■ **DIRECTIONS FOR THIS TASK**:
Extract every record, keeping each one exactly as it is.

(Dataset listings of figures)
○ ○ ○ ○ ○ ○ ○

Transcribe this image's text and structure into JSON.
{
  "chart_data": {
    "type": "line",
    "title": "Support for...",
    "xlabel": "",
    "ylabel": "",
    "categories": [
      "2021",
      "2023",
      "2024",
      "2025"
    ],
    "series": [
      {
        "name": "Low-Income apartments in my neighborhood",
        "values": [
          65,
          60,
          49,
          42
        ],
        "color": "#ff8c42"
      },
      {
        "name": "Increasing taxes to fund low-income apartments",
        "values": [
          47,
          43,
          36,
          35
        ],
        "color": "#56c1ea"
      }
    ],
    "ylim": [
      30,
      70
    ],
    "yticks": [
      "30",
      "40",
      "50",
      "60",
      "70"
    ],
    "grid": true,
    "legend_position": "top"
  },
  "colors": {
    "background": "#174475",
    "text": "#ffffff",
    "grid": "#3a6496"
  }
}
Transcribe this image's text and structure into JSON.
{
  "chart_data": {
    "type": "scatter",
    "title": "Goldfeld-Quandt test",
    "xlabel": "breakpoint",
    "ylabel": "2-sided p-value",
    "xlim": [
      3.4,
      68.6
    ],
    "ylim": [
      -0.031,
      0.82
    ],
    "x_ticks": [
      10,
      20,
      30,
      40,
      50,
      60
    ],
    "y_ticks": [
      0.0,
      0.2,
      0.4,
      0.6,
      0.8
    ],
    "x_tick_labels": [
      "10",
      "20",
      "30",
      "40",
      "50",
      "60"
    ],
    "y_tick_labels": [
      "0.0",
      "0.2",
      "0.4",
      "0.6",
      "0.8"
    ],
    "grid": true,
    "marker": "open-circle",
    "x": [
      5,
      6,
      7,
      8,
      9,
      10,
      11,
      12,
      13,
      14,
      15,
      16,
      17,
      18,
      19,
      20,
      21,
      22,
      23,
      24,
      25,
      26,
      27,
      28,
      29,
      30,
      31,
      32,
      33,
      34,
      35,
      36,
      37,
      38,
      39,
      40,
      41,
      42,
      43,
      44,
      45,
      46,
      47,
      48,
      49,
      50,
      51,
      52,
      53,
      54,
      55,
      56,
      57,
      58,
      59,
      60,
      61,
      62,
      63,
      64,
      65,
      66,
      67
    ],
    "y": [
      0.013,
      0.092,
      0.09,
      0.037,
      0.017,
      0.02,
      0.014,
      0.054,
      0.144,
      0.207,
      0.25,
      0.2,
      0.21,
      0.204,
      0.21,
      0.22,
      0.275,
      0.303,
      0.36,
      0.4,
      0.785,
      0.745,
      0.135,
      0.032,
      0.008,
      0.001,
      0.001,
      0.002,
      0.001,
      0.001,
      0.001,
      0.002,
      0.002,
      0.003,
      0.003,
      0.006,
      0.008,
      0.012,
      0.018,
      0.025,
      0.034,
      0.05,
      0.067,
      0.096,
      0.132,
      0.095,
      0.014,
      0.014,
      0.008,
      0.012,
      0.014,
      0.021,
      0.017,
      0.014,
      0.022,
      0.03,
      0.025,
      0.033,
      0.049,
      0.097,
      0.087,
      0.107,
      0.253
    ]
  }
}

○ ○ ○ ○ ○ ○ ○

■ **OUTPUT BELOW**:
Transcribe this image's text and structure into JSON.
{
  "chart_data": {
    "type": "line",
    "title": "Support for...",
    "xlabel": "",
    "ylabel": "",
    "categories": [
      "2021",
      "2023",
      "2024",
      "2025"
    ],
    "series": [
      {
        "name": "Low-Income apartments in my neighborhood",
        "values": [
          65,
          60,
          49,
          42
        ],
        "color": "#ff8c42"
      },
      {
        "name": "Increasing taxes to fund low-income apartments",
        "values": [
          47,
          43,
          36,
          35
        ],
        "color": "#56c1ea"
      }
    ],
    "ylim": [
      30,
      70
    ],
    "yticks": [
      "30",
      "40",
      "50",
      "60",
      "70"
    ],
    "grid": true,
    "legend_position": "top"
  },
  "colors": {
    "background": "#174475",
    "text": "#ffffff",
    "grid": "#3a6496"
  }
}
Transcribe this image's text and structure into JSON.
{
  "chart_data": {
    "type": "scatter",
    "title": "Goldfeld-Quandt test",
    "xlabel": "breakpoint",
    "ylabel": "2-sided p-value",
    "xlim": [
      3.4,
      68.6
    ],
    "ylim": [
      -0.031,
      0.82
    ],
    "x_ticks": [
      10,
      20,
      30,
      40,
      50,
      60
    ],
    "y_ticks": [
      0.0,
      0.2,
      0.4,
      0.6,
      0.8
    ],
    "x_tick_labels": [
      "10",
      "20",
      "30",
      "40",
      "50",
      "60"
    ],
    "y_tick_labels": [
      "0.0",
      "0.2",
      "0.4",
      "0.6",
      "0.8"
    ],
    "grid": true,
    "marker": "open-circle",
    "x": [
      5,
      6,
      7,
      8,
      9,
      10,
      11,
      12,
      13,
      14,
      15,
      16,
      17,
      18,
      19,
      20,
      21,
      22,
      23,
      24,
      25,
      26,
      27,
      28,
      29,
      30,
      31,
      32,
      33,
      34,
      35,
      36,
      37,
      38,
      39,
      40,
      41,
      42,
      43,
      44,
      45,
      46,
      47,
      48,
      49,
      50,
      51,
      52,
      53,
      54,
      55,
      56,
      57,
      58,
      59,
      60,
      61,
      62,
      63,
      64,
      65,
      66,
      67
    ],
    "y": [
      0.013,
      0.092,
      0.09,
      0.037,
      0.017,
      0.02,
      0.014,
      0.054,
      0.144,
      0.207,
      0.25,
      0.2,
      0.21,
      0.204,
      0.21,
      0.22,
      0.275,
      0.303,
      0.36,
      0.4,
      0.785,
      0.745,
      0.135,
      0.032,
      0.008,
      0.001,
      0.001,
      0.002,
      0.001,
      0.001,
      0.001,
      0.002,
      0.002,
      0.003,
      0.003,
      0.006,
      0.008,
      0.012,
      0.018,
      0.025,
      0.034,
      0.05,
      0.067,
      0.096,
      0.132,
      0.095,
      0.014,
      0.014,
      0.008,
      0.012,
      0.014,
      0.021,
      0.017,
      0.014,
      0.022,
      0.03,
      0.025,
      0.033,
      0.049,
      0.097,
      0.087,
      0.107,
      0.253
    ]
  }
}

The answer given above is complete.